■ **Action item A**: According to the passage on the Mississippi Senate runoff, since what year has Thad Cochran represented Mississippi?
■ **Action item B**: Write the next few sentences of the passage on the Mississippi Senate runoff, picking up after its final sentence.

■ **Text segment**:
★ ★ ★ ★ ★ ★ ★
In Tuesday's contentious runoff contest, senator Thad Cochran, a Republican who has represented Mississippi since his first election in 1978, defeated Tea Party challenger Chris McDaniel in part because the “open primary” allowed African-American Democrats to cast ballots in the GOP contest.
As a result, John King -- host of CNN's Inside Politics program -- wondered during Wednesday's edition whether Cochran will simply say “Thank you” and forget the votes he received or use the victory as a “turning point” for a larger conversation within the Republican Party about issues like voting rights.
Now that Cochran is the GOP nominee, “he's the overwhelming favorite to keep this Senate seat in Republican hands,” King said before asking: “What does he do now? Might you have an elder statesman Republican senator come back to Washington” and press his party's leaders to more openly discuss topics that affect blacks?
★ ★ ★ ★ ★ ★ ★
■ **Data for analysis**:

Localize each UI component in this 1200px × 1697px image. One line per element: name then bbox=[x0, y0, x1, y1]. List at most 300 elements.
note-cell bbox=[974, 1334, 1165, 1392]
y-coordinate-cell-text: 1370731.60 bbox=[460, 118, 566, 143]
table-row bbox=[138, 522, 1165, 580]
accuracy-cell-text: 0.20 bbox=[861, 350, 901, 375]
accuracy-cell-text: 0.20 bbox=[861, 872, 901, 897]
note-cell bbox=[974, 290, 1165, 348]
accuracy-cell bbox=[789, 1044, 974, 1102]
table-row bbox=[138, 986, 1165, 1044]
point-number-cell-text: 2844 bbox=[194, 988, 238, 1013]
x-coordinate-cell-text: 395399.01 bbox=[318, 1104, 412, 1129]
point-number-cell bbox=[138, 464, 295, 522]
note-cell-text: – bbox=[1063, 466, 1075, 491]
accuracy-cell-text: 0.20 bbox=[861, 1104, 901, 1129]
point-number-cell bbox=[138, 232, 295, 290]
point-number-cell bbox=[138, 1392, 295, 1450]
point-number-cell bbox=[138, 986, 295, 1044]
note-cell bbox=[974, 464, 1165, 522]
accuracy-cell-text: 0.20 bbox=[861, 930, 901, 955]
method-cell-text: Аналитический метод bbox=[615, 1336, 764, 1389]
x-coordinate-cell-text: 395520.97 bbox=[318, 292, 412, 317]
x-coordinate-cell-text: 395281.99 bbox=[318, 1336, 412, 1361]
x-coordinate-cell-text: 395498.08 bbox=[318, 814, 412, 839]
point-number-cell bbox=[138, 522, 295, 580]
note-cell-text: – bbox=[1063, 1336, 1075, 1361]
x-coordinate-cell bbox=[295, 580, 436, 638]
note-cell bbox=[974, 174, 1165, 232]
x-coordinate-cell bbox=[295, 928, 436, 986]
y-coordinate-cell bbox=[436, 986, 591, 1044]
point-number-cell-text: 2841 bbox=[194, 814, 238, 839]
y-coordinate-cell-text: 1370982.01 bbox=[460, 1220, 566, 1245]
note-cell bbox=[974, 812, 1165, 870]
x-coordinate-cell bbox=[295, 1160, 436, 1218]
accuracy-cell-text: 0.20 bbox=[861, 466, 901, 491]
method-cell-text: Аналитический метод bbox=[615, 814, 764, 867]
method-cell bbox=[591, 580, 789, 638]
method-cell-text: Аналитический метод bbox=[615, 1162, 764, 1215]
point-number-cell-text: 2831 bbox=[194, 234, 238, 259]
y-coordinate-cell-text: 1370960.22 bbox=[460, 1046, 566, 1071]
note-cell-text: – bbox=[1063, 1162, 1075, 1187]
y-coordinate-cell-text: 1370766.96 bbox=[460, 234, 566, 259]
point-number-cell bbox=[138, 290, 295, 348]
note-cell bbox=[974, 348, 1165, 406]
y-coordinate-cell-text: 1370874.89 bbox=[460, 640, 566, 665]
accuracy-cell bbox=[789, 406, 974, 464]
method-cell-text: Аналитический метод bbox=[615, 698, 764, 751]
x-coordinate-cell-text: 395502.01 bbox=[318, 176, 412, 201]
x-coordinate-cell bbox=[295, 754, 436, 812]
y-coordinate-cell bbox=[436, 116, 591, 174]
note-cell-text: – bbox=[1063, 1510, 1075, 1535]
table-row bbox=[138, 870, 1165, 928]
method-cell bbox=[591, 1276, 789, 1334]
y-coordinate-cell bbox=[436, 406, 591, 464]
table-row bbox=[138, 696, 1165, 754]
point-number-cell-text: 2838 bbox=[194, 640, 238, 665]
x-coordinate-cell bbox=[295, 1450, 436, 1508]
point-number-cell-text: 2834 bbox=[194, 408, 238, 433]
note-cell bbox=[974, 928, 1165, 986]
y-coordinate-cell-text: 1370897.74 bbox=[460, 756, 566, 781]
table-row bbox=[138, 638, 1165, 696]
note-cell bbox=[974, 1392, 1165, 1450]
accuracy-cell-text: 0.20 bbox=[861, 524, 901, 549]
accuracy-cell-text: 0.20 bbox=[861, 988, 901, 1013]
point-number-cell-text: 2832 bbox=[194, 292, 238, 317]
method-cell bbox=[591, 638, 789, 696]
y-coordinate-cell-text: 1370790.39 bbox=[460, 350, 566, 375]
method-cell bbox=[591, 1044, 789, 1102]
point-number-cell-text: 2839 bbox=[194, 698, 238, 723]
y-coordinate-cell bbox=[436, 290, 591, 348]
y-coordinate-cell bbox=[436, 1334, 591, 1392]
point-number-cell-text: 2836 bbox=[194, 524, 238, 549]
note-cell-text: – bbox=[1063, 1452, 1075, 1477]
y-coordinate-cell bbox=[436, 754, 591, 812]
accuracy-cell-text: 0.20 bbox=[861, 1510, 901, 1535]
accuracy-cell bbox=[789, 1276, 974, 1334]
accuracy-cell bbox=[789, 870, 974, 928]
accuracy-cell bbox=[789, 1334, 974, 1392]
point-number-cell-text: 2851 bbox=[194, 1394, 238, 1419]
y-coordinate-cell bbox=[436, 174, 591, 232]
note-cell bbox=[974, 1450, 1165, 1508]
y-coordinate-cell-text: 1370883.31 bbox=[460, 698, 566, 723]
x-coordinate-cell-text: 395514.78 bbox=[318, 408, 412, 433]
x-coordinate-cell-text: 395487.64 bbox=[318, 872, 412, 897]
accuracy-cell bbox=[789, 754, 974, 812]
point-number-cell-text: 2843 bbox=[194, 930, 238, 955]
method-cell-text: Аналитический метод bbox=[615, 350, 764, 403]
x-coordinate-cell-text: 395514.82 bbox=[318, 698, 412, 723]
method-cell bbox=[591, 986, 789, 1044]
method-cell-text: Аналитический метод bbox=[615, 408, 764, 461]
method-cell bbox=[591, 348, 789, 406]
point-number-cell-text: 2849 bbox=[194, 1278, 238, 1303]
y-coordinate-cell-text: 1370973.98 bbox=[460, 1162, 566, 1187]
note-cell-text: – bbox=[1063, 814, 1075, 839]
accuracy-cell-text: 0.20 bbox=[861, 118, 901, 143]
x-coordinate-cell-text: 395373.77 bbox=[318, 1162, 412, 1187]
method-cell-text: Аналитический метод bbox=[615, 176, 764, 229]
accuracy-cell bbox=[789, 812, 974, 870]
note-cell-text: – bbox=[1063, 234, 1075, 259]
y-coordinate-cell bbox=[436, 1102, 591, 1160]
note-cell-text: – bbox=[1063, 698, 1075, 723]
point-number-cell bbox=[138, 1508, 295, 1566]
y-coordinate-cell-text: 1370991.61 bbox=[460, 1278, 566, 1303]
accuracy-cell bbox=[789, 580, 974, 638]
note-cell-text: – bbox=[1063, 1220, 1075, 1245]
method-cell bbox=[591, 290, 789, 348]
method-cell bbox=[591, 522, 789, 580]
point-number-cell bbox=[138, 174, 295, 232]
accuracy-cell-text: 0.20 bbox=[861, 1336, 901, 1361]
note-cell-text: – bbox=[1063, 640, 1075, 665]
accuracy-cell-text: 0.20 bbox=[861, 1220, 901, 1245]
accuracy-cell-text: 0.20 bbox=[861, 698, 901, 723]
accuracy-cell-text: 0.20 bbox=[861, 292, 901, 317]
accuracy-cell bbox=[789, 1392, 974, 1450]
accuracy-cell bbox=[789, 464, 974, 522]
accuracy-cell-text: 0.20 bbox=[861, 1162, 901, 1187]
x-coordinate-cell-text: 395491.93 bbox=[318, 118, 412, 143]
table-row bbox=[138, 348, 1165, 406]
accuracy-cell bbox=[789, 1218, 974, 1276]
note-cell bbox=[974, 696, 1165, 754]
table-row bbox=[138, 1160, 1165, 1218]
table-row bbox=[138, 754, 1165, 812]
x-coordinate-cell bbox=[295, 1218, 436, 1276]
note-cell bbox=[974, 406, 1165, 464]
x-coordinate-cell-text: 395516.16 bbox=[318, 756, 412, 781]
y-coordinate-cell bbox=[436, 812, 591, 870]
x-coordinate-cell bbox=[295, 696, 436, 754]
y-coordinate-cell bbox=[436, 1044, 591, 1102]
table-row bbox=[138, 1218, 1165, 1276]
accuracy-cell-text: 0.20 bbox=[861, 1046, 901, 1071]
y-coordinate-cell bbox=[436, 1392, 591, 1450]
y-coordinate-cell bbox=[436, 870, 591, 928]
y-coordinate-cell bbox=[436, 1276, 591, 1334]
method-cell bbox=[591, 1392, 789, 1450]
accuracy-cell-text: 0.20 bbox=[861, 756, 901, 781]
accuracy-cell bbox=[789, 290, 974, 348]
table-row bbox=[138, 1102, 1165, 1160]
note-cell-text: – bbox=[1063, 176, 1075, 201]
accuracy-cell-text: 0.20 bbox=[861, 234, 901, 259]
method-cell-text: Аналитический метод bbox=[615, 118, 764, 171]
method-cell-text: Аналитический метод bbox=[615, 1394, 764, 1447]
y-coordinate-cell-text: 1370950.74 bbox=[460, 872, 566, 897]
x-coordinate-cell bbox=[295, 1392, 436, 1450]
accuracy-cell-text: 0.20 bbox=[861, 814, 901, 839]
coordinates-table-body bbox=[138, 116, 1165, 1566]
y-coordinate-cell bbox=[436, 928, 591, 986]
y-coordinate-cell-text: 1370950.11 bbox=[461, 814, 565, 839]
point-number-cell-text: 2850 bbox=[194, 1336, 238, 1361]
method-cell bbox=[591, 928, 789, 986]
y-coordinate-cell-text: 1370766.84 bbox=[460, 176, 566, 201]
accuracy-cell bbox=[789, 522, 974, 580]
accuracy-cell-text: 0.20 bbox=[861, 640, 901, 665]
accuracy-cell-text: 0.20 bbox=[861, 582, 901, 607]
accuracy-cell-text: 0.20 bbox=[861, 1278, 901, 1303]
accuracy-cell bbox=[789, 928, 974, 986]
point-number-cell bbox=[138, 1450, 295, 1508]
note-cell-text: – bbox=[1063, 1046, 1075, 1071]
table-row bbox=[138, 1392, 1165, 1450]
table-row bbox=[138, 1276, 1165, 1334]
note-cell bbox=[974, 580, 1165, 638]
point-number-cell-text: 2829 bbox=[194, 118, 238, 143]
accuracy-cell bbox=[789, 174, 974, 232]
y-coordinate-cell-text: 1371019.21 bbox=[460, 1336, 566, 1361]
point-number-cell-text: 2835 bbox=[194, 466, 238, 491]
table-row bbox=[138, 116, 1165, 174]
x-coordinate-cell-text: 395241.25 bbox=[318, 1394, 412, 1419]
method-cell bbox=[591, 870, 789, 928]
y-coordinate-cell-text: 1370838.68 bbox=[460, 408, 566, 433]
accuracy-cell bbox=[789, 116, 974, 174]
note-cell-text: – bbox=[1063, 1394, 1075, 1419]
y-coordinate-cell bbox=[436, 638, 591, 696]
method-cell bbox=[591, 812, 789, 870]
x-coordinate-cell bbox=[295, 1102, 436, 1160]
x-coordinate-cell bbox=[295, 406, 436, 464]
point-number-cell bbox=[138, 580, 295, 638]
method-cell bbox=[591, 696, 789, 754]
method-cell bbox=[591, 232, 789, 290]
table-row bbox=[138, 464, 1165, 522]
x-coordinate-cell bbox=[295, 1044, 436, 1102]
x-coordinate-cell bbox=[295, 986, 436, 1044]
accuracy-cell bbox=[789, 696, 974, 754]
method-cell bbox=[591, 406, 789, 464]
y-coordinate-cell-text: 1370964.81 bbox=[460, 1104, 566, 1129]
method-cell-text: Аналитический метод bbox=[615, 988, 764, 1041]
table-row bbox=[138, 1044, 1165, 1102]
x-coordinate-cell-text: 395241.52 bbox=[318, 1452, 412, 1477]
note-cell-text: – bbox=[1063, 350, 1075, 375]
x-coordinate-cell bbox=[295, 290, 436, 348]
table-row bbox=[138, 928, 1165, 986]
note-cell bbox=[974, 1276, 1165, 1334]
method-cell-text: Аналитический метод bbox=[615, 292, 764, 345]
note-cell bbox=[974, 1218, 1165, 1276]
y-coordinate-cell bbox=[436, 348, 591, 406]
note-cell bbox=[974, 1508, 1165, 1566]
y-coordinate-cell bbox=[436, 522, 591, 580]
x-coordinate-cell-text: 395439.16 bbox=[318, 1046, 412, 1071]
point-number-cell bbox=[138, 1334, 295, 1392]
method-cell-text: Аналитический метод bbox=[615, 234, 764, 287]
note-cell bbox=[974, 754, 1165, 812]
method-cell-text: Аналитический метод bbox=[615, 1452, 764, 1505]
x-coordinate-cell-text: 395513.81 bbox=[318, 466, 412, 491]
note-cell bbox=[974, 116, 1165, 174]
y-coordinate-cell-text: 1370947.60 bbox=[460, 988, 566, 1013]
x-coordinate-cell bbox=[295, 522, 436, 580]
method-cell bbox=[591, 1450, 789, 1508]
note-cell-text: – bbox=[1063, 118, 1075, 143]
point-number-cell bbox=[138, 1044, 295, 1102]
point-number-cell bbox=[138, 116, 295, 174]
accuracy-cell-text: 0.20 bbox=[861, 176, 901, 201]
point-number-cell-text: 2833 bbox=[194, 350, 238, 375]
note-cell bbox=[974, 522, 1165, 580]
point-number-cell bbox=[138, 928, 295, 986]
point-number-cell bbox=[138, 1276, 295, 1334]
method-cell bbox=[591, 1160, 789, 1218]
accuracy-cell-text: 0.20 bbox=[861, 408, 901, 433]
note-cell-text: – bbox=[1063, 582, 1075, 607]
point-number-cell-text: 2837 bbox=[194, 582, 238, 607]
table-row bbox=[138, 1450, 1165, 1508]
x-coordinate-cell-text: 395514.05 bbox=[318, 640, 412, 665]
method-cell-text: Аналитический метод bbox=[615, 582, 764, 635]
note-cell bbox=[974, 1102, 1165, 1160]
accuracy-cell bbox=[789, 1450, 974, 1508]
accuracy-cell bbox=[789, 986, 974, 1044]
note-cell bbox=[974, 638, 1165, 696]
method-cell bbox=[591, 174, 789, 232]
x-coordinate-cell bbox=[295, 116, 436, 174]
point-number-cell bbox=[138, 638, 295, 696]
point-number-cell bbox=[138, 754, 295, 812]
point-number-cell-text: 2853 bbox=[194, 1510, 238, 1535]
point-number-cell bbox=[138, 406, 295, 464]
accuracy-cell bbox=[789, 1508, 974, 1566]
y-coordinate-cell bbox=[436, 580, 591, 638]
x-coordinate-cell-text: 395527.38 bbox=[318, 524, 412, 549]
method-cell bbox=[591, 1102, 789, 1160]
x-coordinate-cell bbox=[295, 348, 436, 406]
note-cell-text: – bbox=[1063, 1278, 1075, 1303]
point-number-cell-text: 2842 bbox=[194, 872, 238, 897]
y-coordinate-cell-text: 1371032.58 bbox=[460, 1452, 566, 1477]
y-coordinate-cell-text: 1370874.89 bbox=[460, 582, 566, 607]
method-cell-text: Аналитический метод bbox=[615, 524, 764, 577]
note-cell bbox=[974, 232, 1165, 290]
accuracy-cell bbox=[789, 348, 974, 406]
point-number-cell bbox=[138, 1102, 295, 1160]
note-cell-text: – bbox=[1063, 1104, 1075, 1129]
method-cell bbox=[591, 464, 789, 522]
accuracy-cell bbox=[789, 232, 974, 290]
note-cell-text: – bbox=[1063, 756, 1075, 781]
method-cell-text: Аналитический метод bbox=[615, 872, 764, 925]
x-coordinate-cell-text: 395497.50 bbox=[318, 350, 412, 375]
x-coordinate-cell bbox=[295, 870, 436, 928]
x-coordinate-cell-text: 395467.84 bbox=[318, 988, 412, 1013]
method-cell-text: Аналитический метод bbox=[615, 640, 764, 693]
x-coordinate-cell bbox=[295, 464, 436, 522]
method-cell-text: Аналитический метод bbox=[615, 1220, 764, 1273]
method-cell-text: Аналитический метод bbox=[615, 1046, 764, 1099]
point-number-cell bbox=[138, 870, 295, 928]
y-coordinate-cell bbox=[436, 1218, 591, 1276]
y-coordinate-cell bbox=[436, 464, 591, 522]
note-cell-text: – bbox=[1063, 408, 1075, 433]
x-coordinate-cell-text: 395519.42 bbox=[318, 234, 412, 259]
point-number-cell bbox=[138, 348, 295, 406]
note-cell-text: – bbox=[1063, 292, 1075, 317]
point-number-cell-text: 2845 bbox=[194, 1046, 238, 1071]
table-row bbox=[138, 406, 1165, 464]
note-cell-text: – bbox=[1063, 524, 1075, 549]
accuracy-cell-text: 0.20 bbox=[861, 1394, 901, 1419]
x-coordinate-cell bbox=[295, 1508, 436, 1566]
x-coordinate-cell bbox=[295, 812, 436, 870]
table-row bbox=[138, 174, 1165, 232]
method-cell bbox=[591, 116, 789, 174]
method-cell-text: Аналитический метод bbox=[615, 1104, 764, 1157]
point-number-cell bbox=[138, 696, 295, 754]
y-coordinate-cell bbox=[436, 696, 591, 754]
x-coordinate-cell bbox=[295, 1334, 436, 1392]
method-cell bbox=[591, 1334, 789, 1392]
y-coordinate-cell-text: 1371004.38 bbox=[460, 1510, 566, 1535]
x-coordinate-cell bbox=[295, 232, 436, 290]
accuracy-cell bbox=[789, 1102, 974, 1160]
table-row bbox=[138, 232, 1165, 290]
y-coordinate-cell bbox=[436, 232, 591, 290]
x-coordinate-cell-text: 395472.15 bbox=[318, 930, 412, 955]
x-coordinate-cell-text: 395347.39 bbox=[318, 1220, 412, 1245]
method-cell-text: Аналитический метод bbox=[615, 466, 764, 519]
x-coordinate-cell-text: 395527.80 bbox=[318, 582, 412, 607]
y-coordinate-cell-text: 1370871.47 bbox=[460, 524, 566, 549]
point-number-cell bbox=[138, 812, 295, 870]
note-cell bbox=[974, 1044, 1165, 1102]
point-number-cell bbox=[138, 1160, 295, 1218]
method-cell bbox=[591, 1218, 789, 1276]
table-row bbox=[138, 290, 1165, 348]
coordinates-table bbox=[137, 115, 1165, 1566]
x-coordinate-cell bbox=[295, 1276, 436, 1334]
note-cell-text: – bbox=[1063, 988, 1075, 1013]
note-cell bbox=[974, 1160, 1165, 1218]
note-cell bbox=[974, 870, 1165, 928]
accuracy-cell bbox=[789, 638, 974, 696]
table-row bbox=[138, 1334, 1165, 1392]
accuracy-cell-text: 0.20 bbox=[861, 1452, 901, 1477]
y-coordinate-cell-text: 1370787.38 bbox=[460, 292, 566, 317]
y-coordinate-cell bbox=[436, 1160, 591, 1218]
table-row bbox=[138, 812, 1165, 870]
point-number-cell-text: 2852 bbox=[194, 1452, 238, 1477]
★ ★ ★ ★ ★ ★ ★
■ **Task output A**: Since his first election in 1978.

■ **Task output B**:
“You know, possibly so,” Nia-Malika Henderson of the Washington Post replied. “That’s kind of how he ran this campaign, and certainly the way he sounded during his victory speech: ‘This was about all Mississipians.’”
She added:
When he was running ads in African-American newspapers, he talked about money that had gone to historically black colleges and universities.
He could have a partner in somebody like Rand Paul. So possibly, but it doesn’t seem like that’s where the Republican Party is right now.
“Mississippi has the highest percentage of African-American voters in the country,” King stated. Cochran and other Republicans should “look around in Alabama and South Carolina and elsewhere in the Southeast, Republican states where African-Americans are often left out.”
CNN national political reporter Peter Hamby asserted: “Cochran has never been a spotlight seeker, but I think it would actually be pretty cool.”
Hamby had nothing but praise for people in the Cochran campaign.
“You have to give a ton of credit to the Cochran team for what they did in this runoff,” the CNN reporter asserted. “They totally -- to use a cliché -- disrupted how Mississippi politics is run in this runoff.”
In order to achieve victory, the campaign attracted money from “outside interests,” funds that were used to “expand the field.”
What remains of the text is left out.